── Dataset

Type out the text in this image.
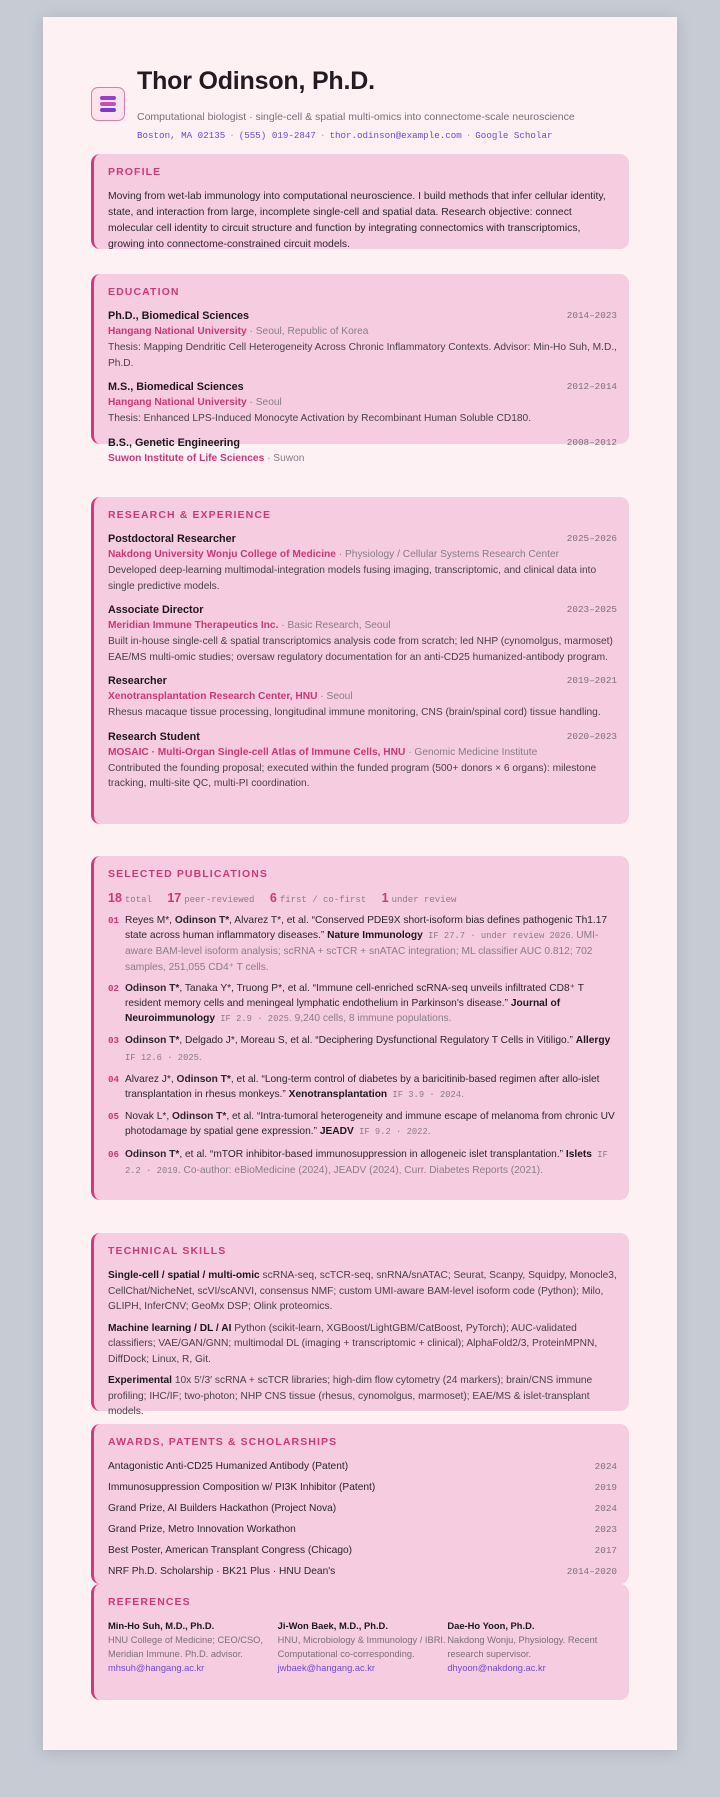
Thor Odinson, Ph.D.
Computational biologist · single-cell & spatial multi-omics into connectome-scale neuroscience
Boston, MA 02135 · (555) 019-2847 · thor.odinson@example.com · Google Scholar
PROFILE
Moving from wet-lab immunology into computational neuroscience. I build methods that infer cellular identity, state, and interaction from large, incomplete single-cell and spatial data. Research objective: connect molecular cell identity to circuit structure and function by integrating connectomics with transcriptomics, growing into connectome-constrained circuit models.
EDUCATION
Ph.D., Biomedical Sciences	2014–2023
Hangang National University · Seoul, Republic of Korea
Thesis: Mapping Dendritic Cell Heterogeneity Across Chronic Inflammatory Contexts. Advisor: Min-Ho Suh, M.D., Ph.D.
M.S., Biomedical Sciences	2012–2014
Hangang National University · Seoul
Thesis: Enhanced LPS-Induced Monocyte Activation by Recombinant Human Soluble CD180.
B.S., Genetic Engineering	2008–2012
Suwon Institute of Life Sciences · Suwon
RESEARCH & EXPERIENCE
Postdoctoral Researcher	2025–2026
Nakdong University Wonju College of Medicine · Physiology / Cellular Systems Research Center
Developed deep-learning multimodal-integration models fusing imaging, transcriptomic, and clinical data into single predictive models.
Associate Director	2023–2025
Meridian Immune Therapeutics Inc. · Basic Research, Seoul
Built in-house single-cell & spatial transcriptomics analysis code from scratch; led NHP (cynomolgus, marmoset) EAE/MS multi-omic studies; oversaw regulatory documentation for an anti-CD25 humanized-antibody program.
Researcher	2019–2021
Xenotransplantation Research Center, HNU · Seoul
Rhesus macaque tissue processing, longitudinal immune monitoring, CNS (brain/spinal cord) tissue handling.
Research Student	2020–2023
MOSAIC · Multi-Organ Single-cell Atlas of Immune Cells, HNU · Genomic Medicine Institute
Contributed the founding proposal; executed within the funded program (500+ donors × 6 organs): milestone tracking, multi-site QC, multi-PI coordination.
SELECTED PUBLICATIONS
18 total 17 peer-reviewed 6 first / co-first 1 under review
01 Reyes M*, Odinson T*, Alvarez T*, et al. “Conserved PDE9X short-isoform bias defines pathogenic Th1.17 state across human inflammatory diseases.” Nature Immunology IF 27.7 · under review 2026. UMI-aware BAM-level isoform analysis; scRNA + scTCR + snATAC integration; ML classifier AUC 0.812; 702 samples, 251,055 CD4⁺ T cells.
02 Odinson T*, Tanaka Y*, Truong P*, et al. “Immune cell-enriched scRNA-seq unveils infiltrated CD8⁺ T resident memory cells and meningeal lymphatic endothelium in Parkinson's disease.” Journal of Neuroimmunology IF 2.9 · 2025. 9,240 cells, 8 immune populations.
03 Odinson T*, Delgado J*, Moreau S, et al. “Deciphering Dysfunctional Regulatory T Cells in Vitiligo.” Allergy IF 12.6 · 2025.
04 Alvarez J*, Odinson T*, et al. “Long-term control of diabetes by a baricitinib-based regimen after allo-islet transplantation in rhesus monkeys.” Xenotransplantation IF 3.9 · 2024.
05 Novak L*, Odinson T*, et al. “Intra-tumoral heterogeneity and immune escape of melanoma from chronic UV photodamage by spatial gene expression.” JEADV IF 9.2 · 2022.
06 Odinson T*, et al. “mTOR inhibitor-based immunosuppression in allogeneic islet transplantation.” Islets IF 2.2 · 2019. Co-author: eBioMedicine (2024), JEADV (2024), Curr. Diabetes Reports (2021).
TECHNICAL SKILLS
Single-cell / spatial / multi-omic scRNA-seq, scTCR-seq, snRNA/snATAC; Seurat, Scanpy, Squidpy, Monocle3, CellChat/NicheNet, scVI/scANVI, consensus NMF; custom UMI-aware BAM-level isoform code (Python); Milo, GLIPH, InferCNV; GeoMx DSP; Olink proteomics.
Machine learning / DL / AI Python (scikit-learn, XGBoost/LightGBM/CatBoost, PyTorch); AUC-validated classifiers; VAE/GAN/GNN; multimodal DL (imaging + transcriptomic + clinical); AlphaFold2/3, ProteinMPNN, DiffDock; Linux, R, Git.
Experimental 10x 5′/3′ scRNA + scTCR libraries; high-dim flow cytometry (24 markers); brain/CNS immune profiling; IHC/IF; two-photon; NHP CNS tissue (rhesus, cynomolgus, marmoset); EAE/MS & islet-transplant models.
AWARDS, PATENTS & SCHOLARSHIPS
Antagonistic Anti-CD25 Humanized Antibody (Patent)	2024
Immunosuppression Composition w/ PI3K Inhibitor (Patent)	2019
Grand Prize, AI Builders Hackathon (Project Nova)	2024
Grand Prize, Metro Innovation Workathon	2023
Best Poster, American Transplant Congress (Chicago)	2017
NRF Ph.D. Scholarship · BK21 Plus · HNU Dean's	2014–2020
REFERENCES
Min-Ho Suh, M.D., Ph.D.
HNU College of Medicine; CEO/CSO, Meridian Immune. Ph.D. advisor.
mhsuh@hangang.ac.kr
Ji-Won Baek, M.D., Ph.D.
HNU, Microbiology & Immunology / IBRI. Computational co-corresponding.
jwbaek@hangang.ac.kr
Dae-Ho Yoon, Ph.D.
Nakdong Wonju, Physiology. Recent research supervisor.
dhyoon@nakdong.ac.kr
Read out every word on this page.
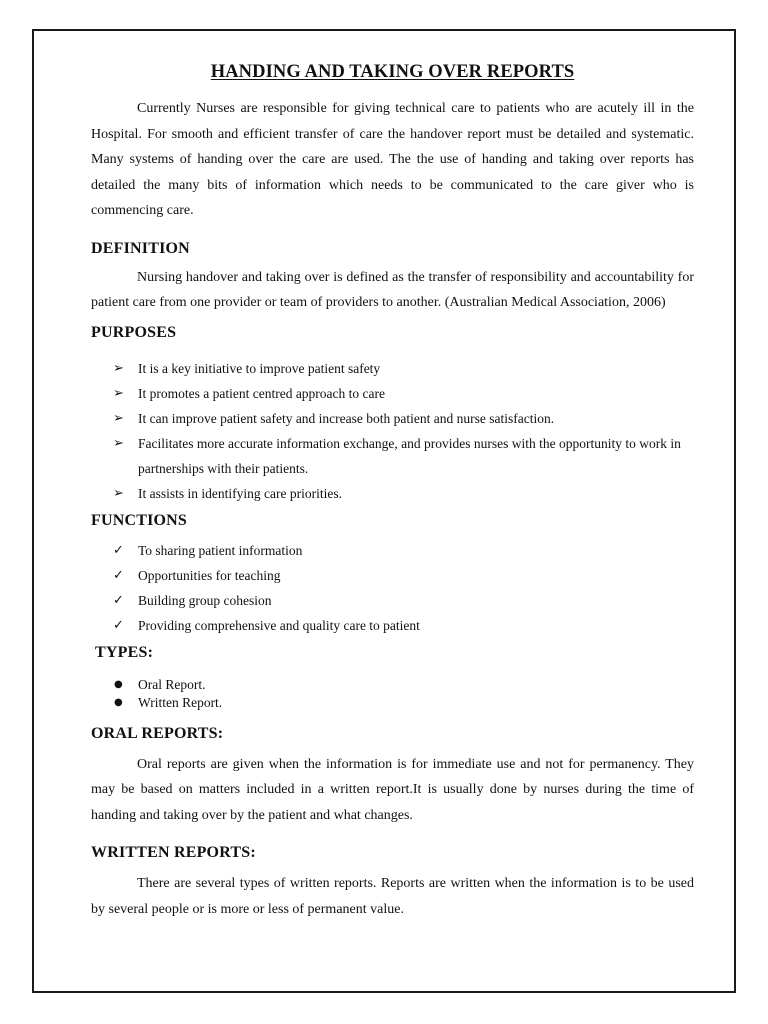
HANDING AND TAKING OVER REPORTS

Currently Nurses are responsible for giving technical care to patients who are acutely ill in the Hospital. For smooth and efficient transfer of care the handover report must be detailed and systematic. Many systems of handing over the care are used. The the use of handing and taking over reports has detailed the many bits of information which needs to be communicated to the care giver who is commencing care.

DEFINITION

Nursing handover and taking over is defined as the transfer of responsibility and accountability for patient care from one provider or team of providers to another. (Australian Medical Association, 2006)

PURPOSES
➢ It is a key initiative to improve patient safety
➢ It promotes a patient centred approach to care
➢ It can improve patient safety and increase both patient and nurse satisfaction.
➢ Facilitates more accurate information exchange, and provides nurses with the opportunity to work in partnerships with their patients.
➢ It assists in identifying care priorities.
FUNCTIONS
✓ To sharing patient information
✓ Opportunities for teaching
✓ Building group cohesion
✓ Providing comprehensive and quality care to patient
TYPES:
● Oral Report.
● Written Report.
ORAL REPORTS:

Oral reports are given when the information is for immediate use and not for permanency. They may be based on matters included in a written report.It is usually done by nurses during the time of handing and taking over by the patient and what changes.

WRITTEN REPORTS:

There are several types of written reports. Reports are written when the information is to be used by several people or is more or less of permanent value.
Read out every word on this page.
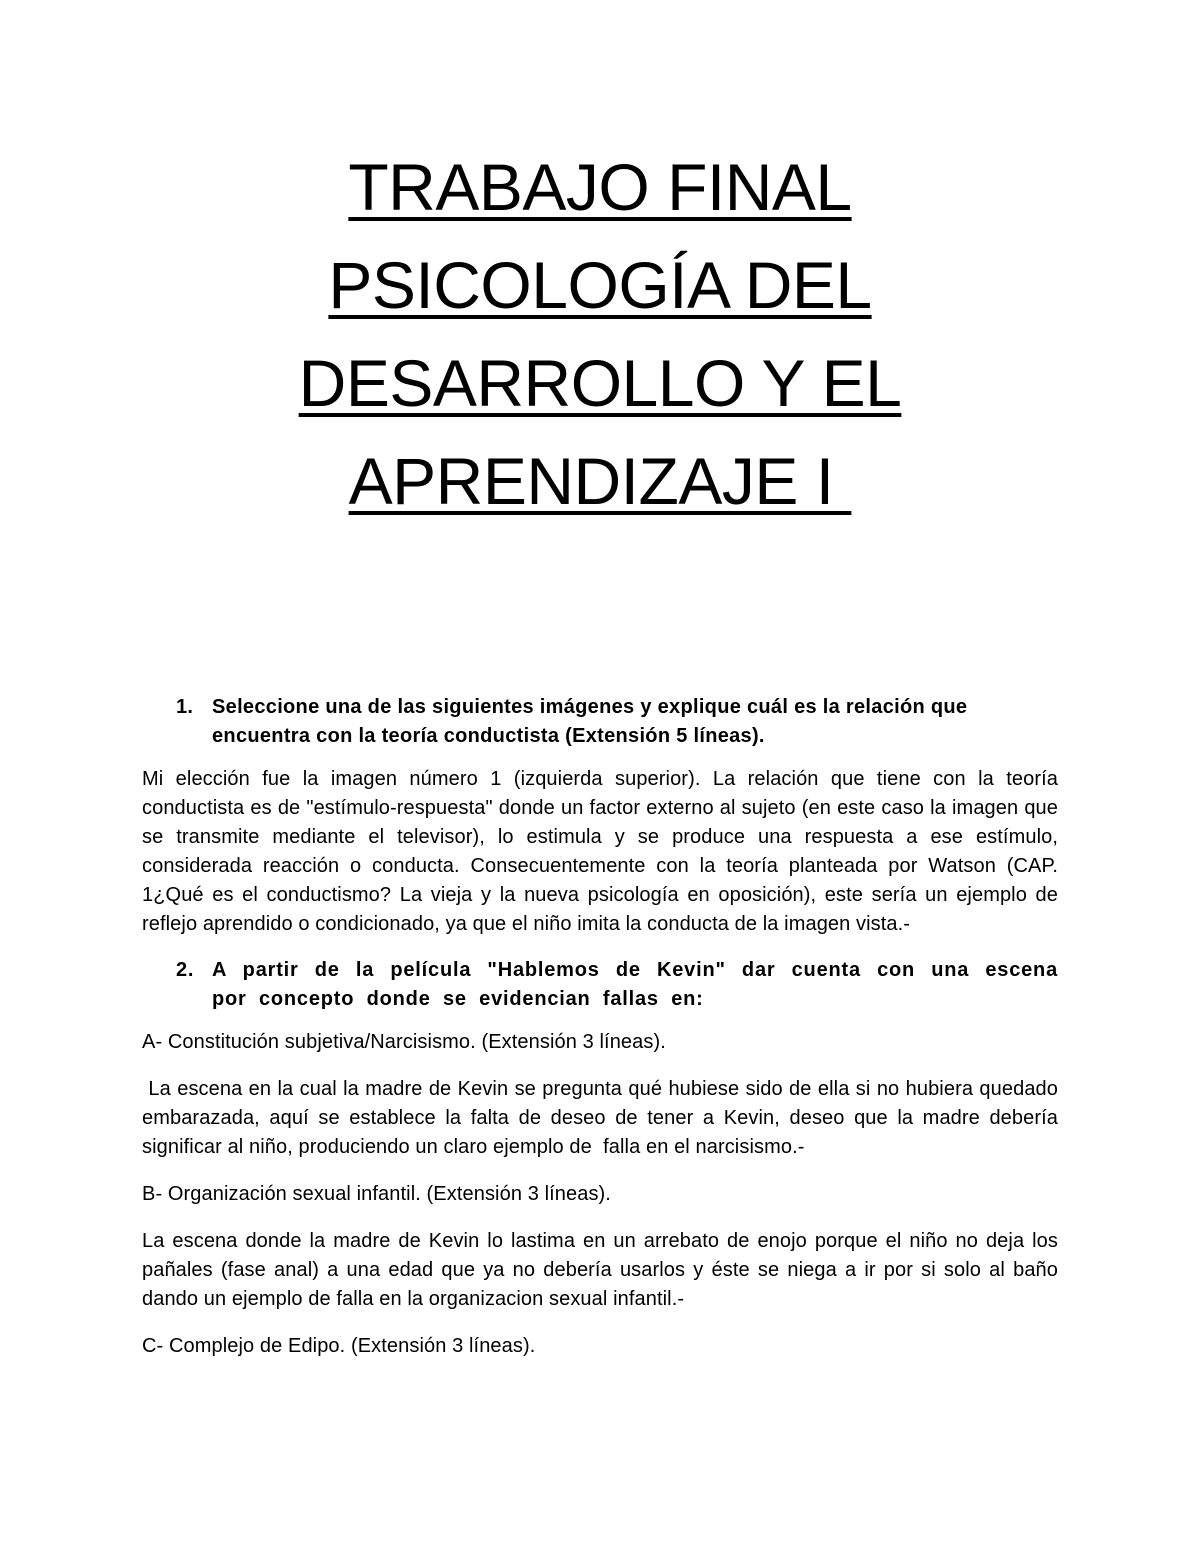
TRABAJO FINAL
PSICOLOGÍA DEL
DESARROLLO Y EL
APRENDIZAJE I
1. Seleccione una de las siguientes imágenes y explique cuál es la relación que encuentra con la teoría conductista (Extensión 5 líneas).
Mi elección fue la imagen número 1 (izquierda superior). La relación que tiene con la teoría conductista es de "estímulo-respuesta" donde un factor externo al sujeto (en este caso la imagen que se transmite mediante el televisor), lo estimula y se produce una respuesta a ese estímulo, considerada reacción o conducta. Consecuentemente con la teoría planteada por Watson (CAP. 1¿Qué es el conductismo? La vieja y la nueva psicología en oposición), este sería un ejemplo de reflejo aprendido o condicionado, ya que el niño imita la conducta de la imagen vista.-
2. A partir de la película "Hablemos de Kevin" dar cuenta con una escena por concepto donde se evidencian fallas en:
A- Constitución subjetiva/Narcisismo. (Extensión 3 líneas).
La escena en la cual la madre de Kevin se pregunta qué hubiese sido de ella si no hubiera quedado embarazada, aquí se establece la falta de deseo de tener a Kevin, deseo que la madre debería significar al niño, produciendo un claro ejemplo de  falla en el narcisismo.-
B- Organización sexual infantil. (Extensión 3 líneas).
La escena donde la madre de Kevin lo lastima en un arrebato de enojo porque el niño no deja los pañales (fase anal) a una edad que ya no debería usarlos y éste se niega a ir por si solo al baño dando un ejemplo de falla en la organizacion sexual infantil.-
C- Complejo de Edipo. (Extensión 3 líneas).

────

Find the string "College" in the listing and return every line that holds it.

Nakdong University Wonju College of Medicine · Physiology / Cellular Systems Research Center
HNU College of Medicine; CEO/CSO, Meridian Immune. Ph.D. advisor.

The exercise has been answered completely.